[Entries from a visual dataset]
____

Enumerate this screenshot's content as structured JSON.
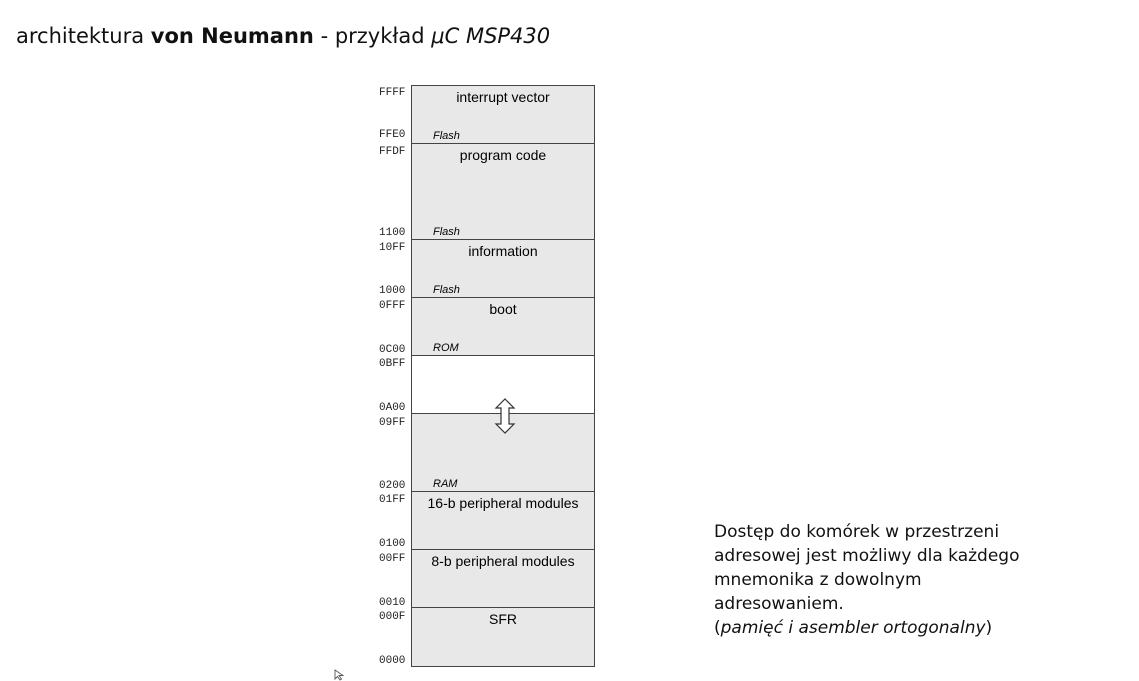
{
  "title": {
    "part1": "architektura ",
    "part2": "von Neumann",
    "part3": " - przykład ",
    "part4": "μC MSP430"
  },
  "memory_map": {
    "regions": [
      {
        "label": "interrupt vector",
        "type": "Flash",
        "top_addr": "FFFF",
        "bottom_addr": "FFE0"
      },
      {
        "label": "program code",
        "type": "Flash",
        "top_addr": "FFDF",
        "bottom_addr": "1100"
      },
      {
        "label": "information",
        "type": "Flash",
        "top_addr": "10FF",
        "bottom_addr": "1000"
      },
      {
        "label": "boot",
        "type": "ROM",
        "top_addr": "0FFF",
        "bottom_addr": "0C00"
      },
      {
        "label": "",
        "type": "",
        "top_addr": "0BFF",
        "bottom_addr": "0A00"
      },
      {
        "label": "",
        "type": "RAM",
        "top_addr": "09FF",
        "bottom_addr": "0200"
      },
      {
        "label": "16-b peripheral modules",
        "type": "",
        "top_addr": "01FF",
        "bottom_addr": "0100"
      },
      {
        "label": "8-b peripheral modules",
        "type": "",
        "top_addr": "00FF",
        "bottom_addr": "0010"
      },
      {
        "label": "SFR",
        "type": "",
        "top_addr": "000F",
        "bottom_addr": "0000"
      }
    ]
  },
  "description": {
    "line1": "Dostęp do komórek w przestrzeni",
    "line2": "adresowej jest możliwy dla każdego",
    "line3": "mnemonika z dowolnym",
    "line4": "adresowaniem.",
    "line5_open": "(",
    "line5_italic": "pamięć i asembler ortogonalny",
    "line5_close": ")"
  },
  "icons": {
    "arrow": "double-vertical-arrow-icon",
    "cursor": "mouse-pointer-icon"
  }
}
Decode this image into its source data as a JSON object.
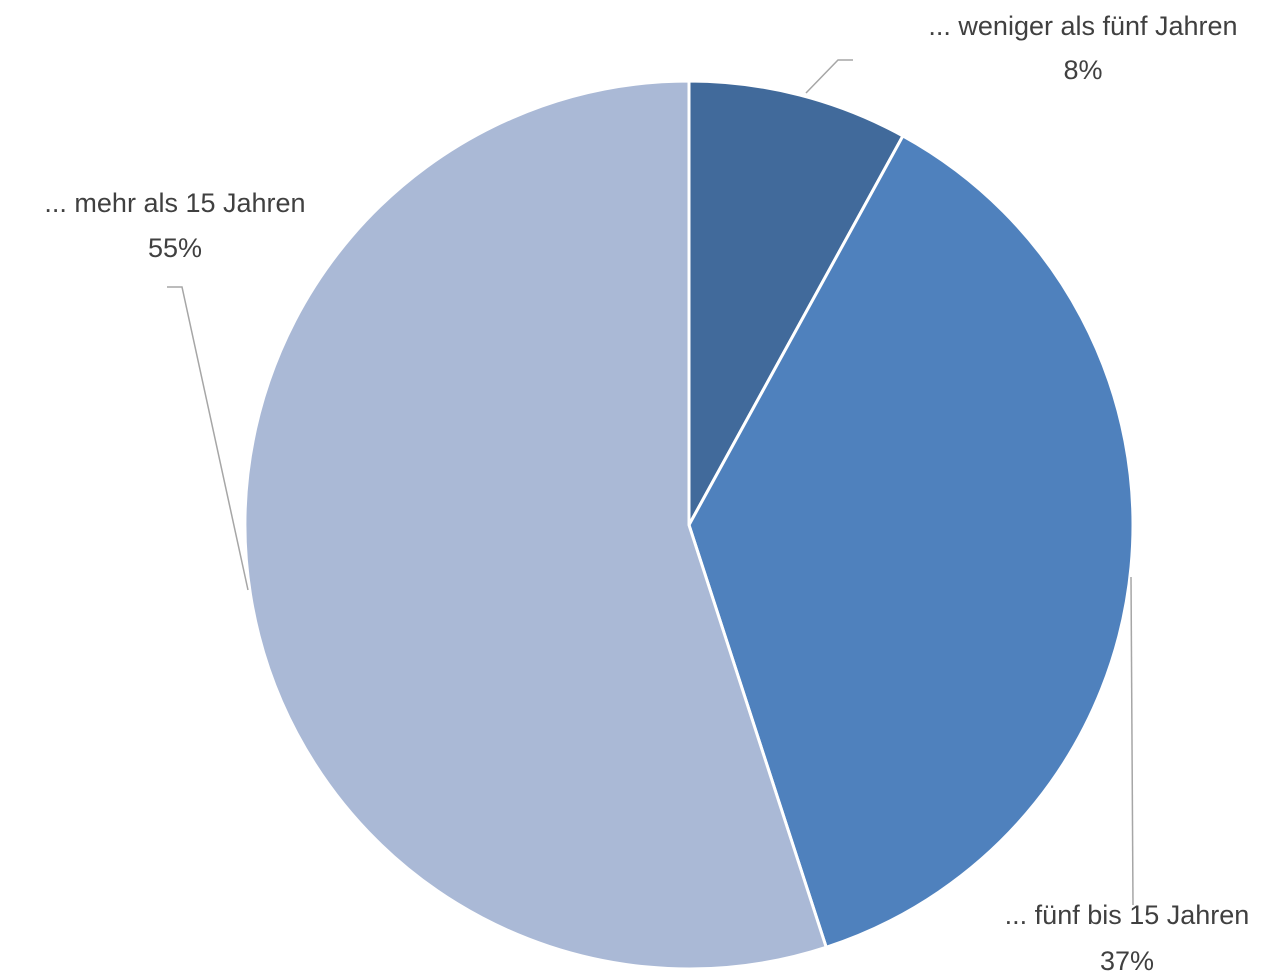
{
  "chart_data": {
    "type": "pie",
    "categories": [
      "... weniger als fünf Jahren",
      "... fünf bis 15 Jahren",
      "... mehr als 15 Jahren"
    ],
    "values": [
      8,
      37,
      55
    ],
    "value_labels": [
      "8%",
      "37%",
      "55%"
    ],
    "colors": [
      "#416a9b",
      "#4f81bd",
      "#aab9d6"
    ]
  }
}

____

### Directions for this task
Your copy should match the entries exactly, minus the pictures.

### Answer
Enumerate this screenshot's content as structured JSON.
{
  "title": {
    "part1": "architektura ",
    "part2": "von Neumann",
    "part3": " - przykład ",
    "part4": "μC MSP430"
  },
  "memory_map": {
    "regions": [
      {
        "label": "interrupt vector",
        "type": "Flash",
        "top_addr": "FFFF",
        "bottom_addr": "FFE0"
      },
      {
        "label": "program code",
        "type": "Flash",
        "top_addr": "FFDF",
        "bottom_addr": "1100"
      },
      {
        "label": "information",
        "type": "Flash",
        "top_addr": "10FF",
        "bottom_addr": "1000"
      },
      {
        "label": "boot",
        "type": "ROM",
        "top_addr": "0FFF",
        "bottom_addr": "0C00"
      },
      {
        "label": "",
        "type": "",
        "top_addr": "0BFF",
        "bottom_addr": "0A00"
      },
      {
        "label": "",
        "type": "RAM",
        "top_addr": "09FF",
        "bottom_addr": "0200"
      },
      {
        "label": "16-b peripheral modules",
        "type": "",
        "top_addr": "01FF",
        "bottom_addr": "0100"
      },
      {
        "label": "8-b peripheral modules",
        "type": "",
        "top_addr": "00FF",
        "bottom_addr": "0010"
      },
      {
        "label": "SFR",
        "type": "",
        "top_addr": "000F",
        "bottom_addr": "0000"
      }
    ]
  },
  "description": {
    "line1": "Dostęp do komórek w przestrzeni",
    "line2": "adresowej jest możliwy dla każdego",
    "line3": "mnemonika z dowolnym",
    "line4": "adresowaniem.",
    "line5_open": "(",
    "line5_italic": "pamięć i asembler ortogonalny",
    "line5_close": ")"
  },
  "icons": {
    "arrow": "double-vertical-arrow-icon",
    "cursor": "mouse-pointer-icon"
  }
}
Decode this image into its source data as a JSON object.
{
  "chart_data": {
    "type": "pie",
    "categories": [
      "... weniger als fünf Jahren",
      "... fünf bis 15 Jahren",
      "... mehr als 15 Jahren"
    ],
    "values": [
      8,
      37,
      55
    ],
    "value_labels": [
      "8%",
      "37%",
      "55%"
    ],
    "colors": [
      "#416a9b",
      "#4f81bd",
      "#aab9d6"
    ]
  }
}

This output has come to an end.